Extract >>

960 Icelandic Gambit
The Center Counter equips Black with two related gambits that exploit a common mistake by White.
1. e4 d5 2. exd5
2. d4 is recommended by followers of the teacher Purdy, who said "the first side with two pawns in the center has a leg up", but typical chessplayers like to capture.
The immediate gambit 2…c6 is illustrated by Game 17 in Euwe's Chess Master vs. Chess Amateur, a must-read for its demonstrations of how good players take advantage of mistakes made by inexpert players. Chessplayers want to think they should study how good players beat good players, skipping ahead of the easier step they haven't mastered.
The simpler way is 3. d4, but chessplayers like to cling to the loot.
3...c6 4. dxc6
4. d4 is still suggested — and it's the last chance to play it without fuss — but most chessplayers can compute 2-minus-1 and determine a net gain of one pawn.
Suddenly Black's pieces control d4, and it's more difficult for White to put a second pawn in the center. The white d-pawn is backward — its friendly neighbor on c4 is too far forward to come to its aid — and subject to pressure. Whether the weak d-pawn is on d2 or d3, it blocks a bishop. In other words, White's extra pawn can be a greater deficit than asset.
Chessplayers are often bright people away from the board. If you asked a chessplayer: "May I give you a second car?", he'd say "Well, that depends. Is it a reliable car?"
"The car doesn't run and it will sit in the driveway so you can't get your working car out of the garage." Chessplayers understand that, but if you offer a chessplayer a lemon in the form of an extra pawn, they'll take it.
Schnargl #692 is far from the strangest 960 starting position — the b-file knight swapped places with the f-file bishop — so pattern recognition is easier.

Brief 1 >>
Answer these questions about the Icelandic Gambit extract:
(a) In Purdy's quoted saying, which side has a leg up?
(b) Which game in which book illustrates the immediate gambit 2…c6?
(c) In Schnargl #692, which two pieces swapped places?
Brief 2 >>
Reproduce the Icelandic Gambit extract word for word, from "Chessplayers are often" to "recognition is easier.".

Collected data:

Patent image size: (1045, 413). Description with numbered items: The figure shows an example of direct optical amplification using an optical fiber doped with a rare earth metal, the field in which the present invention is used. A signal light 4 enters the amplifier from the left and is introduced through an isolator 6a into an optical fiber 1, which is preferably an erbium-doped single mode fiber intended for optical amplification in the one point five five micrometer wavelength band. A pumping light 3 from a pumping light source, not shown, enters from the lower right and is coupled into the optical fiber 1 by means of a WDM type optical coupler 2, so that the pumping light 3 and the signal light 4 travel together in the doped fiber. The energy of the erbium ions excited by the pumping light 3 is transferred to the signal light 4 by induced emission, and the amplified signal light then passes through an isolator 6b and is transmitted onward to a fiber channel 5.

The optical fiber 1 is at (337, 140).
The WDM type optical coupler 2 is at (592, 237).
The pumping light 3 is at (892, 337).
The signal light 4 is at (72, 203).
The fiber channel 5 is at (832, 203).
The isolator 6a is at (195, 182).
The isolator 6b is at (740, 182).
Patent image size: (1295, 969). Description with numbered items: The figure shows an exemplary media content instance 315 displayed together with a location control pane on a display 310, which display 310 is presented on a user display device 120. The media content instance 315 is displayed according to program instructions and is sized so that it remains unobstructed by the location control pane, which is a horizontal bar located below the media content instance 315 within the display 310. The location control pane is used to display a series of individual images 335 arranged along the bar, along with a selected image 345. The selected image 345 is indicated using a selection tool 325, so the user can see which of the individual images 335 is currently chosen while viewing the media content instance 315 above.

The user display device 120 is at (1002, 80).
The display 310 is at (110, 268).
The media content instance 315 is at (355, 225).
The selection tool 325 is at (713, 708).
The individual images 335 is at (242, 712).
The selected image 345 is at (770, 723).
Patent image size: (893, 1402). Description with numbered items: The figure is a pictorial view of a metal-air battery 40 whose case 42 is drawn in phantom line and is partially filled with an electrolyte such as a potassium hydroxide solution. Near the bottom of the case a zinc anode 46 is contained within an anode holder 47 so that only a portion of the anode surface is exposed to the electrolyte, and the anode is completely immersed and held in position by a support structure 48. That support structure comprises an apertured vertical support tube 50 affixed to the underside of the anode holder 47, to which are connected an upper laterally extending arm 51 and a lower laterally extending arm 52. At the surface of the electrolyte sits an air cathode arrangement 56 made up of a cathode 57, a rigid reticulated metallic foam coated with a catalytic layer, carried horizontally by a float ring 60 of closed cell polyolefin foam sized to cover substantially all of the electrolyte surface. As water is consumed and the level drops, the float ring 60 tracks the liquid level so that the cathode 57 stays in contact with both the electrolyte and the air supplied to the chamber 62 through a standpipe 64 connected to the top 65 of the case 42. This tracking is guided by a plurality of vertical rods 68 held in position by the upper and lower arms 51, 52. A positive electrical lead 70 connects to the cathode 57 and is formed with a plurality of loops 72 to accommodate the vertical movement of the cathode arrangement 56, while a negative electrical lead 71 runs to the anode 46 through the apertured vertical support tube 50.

Task result 1 >>
(a) The first side with two pawns in the center.
(b) Game 17 in Euwe's Chess Master vs. Chess Amateur.
(c) The b-file knight and the f-file bishop.

Task result 2 >>
Chessplayers are often bright people away from the board. If you asked a chessplayer: "May I give you a second car?", he'd say "Well, that depends. Is it a reliable car?"
"The car doesn't run and it will sit in the driveway so you can't get your working car out of the garage." Chessplayers understand that, but if you offer a chessplayer a lemon in the form of an extra pawn, they'll take it.
Schnargl #692 is far from the strangest 960 starting position — the b-file knight swapped places with the f-file bishop — so pattern recognition is easier.